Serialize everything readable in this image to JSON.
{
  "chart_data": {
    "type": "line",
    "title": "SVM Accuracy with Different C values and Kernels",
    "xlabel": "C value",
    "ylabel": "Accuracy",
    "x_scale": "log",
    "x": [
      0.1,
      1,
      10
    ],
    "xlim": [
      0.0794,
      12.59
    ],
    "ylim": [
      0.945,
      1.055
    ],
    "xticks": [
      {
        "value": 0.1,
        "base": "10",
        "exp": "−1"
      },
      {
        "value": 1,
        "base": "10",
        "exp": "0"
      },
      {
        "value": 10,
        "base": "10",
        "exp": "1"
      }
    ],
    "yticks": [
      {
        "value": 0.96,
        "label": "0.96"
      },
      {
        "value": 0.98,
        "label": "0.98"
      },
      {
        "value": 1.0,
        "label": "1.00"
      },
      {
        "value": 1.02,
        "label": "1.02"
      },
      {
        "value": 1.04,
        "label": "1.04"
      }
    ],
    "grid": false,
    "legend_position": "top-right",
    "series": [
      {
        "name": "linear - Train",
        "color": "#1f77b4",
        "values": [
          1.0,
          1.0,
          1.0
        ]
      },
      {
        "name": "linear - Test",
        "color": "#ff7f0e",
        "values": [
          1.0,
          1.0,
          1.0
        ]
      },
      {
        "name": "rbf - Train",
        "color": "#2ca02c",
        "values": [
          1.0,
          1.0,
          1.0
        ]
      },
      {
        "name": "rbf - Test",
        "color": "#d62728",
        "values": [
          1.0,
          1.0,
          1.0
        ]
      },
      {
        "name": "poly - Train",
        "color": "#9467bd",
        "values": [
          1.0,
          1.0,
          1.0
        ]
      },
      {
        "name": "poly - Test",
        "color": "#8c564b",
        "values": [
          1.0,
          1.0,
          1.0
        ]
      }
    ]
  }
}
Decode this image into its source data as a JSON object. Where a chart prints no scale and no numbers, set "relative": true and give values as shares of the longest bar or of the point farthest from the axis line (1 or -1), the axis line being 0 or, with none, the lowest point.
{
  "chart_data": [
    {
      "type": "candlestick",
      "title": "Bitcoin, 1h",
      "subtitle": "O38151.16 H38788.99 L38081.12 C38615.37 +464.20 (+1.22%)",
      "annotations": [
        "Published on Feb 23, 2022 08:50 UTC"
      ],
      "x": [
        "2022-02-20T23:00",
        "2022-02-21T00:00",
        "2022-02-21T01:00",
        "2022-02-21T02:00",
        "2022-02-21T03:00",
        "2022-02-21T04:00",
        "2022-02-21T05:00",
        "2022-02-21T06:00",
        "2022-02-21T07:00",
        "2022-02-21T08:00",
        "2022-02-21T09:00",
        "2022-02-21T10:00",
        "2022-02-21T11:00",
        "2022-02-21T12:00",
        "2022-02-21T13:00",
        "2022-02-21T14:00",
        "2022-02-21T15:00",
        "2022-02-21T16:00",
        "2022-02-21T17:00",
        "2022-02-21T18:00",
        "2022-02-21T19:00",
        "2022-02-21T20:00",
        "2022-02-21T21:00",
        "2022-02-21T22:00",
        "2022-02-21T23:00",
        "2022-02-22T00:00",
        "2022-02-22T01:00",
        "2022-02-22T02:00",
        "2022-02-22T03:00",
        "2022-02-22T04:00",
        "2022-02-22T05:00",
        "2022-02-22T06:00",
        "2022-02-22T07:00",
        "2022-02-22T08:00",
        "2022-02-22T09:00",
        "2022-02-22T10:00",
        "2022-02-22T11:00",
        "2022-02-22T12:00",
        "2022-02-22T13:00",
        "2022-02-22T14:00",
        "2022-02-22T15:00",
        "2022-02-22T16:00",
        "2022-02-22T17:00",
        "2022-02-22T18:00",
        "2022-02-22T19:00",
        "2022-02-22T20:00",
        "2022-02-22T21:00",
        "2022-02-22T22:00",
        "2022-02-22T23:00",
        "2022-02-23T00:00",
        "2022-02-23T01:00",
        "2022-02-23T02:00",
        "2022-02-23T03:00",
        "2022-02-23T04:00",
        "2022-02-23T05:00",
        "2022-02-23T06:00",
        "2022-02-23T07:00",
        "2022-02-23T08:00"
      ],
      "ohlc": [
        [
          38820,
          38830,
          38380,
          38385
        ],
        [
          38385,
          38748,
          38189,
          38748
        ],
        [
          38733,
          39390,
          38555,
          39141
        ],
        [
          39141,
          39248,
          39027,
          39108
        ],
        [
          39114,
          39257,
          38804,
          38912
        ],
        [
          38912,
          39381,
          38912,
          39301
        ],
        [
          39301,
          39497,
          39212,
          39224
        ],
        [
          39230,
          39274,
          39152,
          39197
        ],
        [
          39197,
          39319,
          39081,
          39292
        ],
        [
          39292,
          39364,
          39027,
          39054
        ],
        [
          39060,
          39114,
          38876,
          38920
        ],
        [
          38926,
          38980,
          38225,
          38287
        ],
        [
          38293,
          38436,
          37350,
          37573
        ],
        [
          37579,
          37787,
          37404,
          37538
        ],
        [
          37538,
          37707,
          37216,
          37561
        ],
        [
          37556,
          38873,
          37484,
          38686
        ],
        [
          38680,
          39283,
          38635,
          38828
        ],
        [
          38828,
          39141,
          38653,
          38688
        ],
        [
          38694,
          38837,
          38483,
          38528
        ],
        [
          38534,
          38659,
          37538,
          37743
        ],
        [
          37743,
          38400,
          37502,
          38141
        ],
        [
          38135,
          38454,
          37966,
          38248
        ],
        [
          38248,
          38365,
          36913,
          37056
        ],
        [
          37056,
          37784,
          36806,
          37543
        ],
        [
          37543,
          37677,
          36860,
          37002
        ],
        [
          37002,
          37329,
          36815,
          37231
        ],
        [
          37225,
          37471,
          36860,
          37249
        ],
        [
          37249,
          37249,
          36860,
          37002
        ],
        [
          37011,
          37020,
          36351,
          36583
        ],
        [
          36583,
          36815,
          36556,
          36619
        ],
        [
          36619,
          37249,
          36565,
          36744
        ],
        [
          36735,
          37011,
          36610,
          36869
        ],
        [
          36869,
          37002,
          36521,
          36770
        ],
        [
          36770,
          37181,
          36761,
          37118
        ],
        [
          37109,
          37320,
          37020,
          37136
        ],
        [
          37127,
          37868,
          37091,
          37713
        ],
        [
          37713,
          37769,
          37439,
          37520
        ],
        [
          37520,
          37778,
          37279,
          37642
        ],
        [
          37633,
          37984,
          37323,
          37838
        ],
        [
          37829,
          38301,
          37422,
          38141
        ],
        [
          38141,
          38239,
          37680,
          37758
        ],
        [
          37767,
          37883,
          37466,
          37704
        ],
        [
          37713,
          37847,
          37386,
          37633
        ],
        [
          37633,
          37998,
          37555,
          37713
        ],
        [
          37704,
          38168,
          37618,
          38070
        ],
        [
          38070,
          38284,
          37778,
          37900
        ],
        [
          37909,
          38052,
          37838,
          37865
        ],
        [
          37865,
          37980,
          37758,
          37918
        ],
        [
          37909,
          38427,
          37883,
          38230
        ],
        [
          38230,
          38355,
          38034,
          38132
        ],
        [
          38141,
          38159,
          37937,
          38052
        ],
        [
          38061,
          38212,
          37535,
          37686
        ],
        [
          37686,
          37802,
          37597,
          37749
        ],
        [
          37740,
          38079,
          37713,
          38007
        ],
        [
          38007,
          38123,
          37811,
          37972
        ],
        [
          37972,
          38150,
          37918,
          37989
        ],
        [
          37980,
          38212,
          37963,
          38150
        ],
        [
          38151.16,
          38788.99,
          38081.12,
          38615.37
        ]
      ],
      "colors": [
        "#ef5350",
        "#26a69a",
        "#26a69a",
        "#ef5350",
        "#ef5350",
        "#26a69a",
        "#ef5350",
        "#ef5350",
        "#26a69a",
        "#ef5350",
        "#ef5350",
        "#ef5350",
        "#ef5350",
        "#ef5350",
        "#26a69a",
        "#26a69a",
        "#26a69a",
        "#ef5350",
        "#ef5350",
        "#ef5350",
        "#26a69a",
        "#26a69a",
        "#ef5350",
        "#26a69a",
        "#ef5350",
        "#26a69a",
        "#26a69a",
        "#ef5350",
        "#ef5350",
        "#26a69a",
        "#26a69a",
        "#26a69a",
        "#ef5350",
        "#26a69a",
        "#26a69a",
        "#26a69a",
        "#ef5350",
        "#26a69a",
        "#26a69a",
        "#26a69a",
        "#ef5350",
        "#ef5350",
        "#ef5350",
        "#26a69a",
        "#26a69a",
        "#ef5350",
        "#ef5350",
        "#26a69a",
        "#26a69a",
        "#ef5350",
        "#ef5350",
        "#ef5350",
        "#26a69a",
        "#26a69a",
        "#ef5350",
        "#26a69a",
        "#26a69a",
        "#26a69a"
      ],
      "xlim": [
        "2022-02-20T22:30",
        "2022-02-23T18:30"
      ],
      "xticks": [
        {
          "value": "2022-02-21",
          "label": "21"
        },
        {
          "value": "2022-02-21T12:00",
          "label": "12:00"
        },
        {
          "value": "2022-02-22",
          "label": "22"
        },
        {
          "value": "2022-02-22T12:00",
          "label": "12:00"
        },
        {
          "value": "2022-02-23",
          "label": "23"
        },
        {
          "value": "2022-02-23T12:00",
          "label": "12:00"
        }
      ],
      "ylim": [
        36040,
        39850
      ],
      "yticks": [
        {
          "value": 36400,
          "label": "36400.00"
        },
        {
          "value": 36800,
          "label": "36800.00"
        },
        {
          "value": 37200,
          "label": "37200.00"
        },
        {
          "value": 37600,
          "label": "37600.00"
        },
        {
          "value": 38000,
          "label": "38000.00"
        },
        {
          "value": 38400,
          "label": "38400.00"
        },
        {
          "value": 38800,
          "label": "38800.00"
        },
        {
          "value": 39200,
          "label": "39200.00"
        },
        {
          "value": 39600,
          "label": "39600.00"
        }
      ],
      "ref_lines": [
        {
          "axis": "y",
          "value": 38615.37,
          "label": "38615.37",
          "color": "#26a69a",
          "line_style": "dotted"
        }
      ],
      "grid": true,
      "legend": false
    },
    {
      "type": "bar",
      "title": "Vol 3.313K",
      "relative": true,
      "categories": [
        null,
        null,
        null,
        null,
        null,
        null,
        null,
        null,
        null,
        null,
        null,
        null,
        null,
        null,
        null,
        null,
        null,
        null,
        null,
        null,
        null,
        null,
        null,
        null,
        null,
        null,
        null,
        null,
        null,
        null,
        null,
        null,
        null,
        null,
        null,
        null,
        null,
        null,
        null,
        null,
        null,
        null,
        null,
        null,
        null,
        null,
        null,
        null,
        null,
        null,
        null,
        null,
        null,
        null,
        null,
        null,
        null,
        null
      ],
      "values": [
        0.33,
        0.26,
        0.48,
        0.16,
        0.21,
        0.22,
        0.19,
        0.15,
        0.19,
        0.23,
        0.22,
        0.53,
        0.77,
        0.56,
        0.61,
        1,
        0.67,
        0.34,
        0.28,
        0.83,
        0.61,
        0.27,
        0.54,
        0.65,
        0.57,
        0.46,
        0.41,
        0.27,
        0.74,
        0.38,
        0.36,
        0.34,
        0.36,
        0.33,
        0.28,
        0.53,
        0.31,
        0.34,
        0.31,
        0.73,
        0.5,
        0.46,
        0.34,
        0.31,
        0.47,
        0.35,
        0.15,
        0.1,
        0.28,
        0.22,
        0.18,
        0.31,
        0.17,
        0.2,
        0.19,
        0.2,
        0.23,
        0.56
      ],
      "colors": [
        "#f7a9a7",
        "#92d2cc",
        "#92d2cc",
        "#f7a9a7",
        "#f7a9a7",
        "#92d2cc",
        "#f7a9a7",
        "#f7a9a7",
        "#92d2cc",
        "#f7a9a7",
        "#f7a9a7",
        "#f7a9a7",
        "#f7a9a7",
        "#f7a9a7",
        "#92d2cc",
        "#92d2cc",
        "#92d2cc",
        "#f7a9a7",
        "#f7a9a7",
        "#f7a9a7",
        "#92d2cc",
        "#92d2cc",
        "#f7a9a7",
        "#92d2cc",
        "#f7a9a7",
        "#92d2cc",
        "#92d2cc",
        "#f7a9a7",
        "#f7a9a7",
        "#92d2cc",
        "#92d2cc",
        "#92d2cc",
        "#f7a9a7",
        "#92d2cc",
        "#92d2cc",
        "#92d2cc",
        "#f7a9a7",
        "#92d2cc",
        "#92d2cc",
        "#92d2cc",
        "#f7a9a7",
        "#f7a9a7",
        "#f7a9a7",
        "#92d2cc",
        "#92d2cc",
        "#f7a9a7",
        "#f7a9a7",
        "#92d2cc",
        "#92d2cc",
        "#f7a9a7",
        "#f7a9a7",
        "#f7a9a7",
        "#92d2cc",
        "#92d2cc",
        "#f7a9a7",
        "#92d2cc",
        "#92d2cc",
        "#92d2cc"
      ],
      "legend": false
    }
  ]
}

* * * * *

Problem:
Out of the preceding entries, pull every line containing the string "true".

Response:
Decode this image into its source data as a JSON object. Where a chart prints no scale and no numbers, set "relative": true and give values as shares of the longest bar or of the point farthest from the axis line (1 or -1), the axis line being 0 or, with none, the lowest point.
      "grid": true,
      "relative": true,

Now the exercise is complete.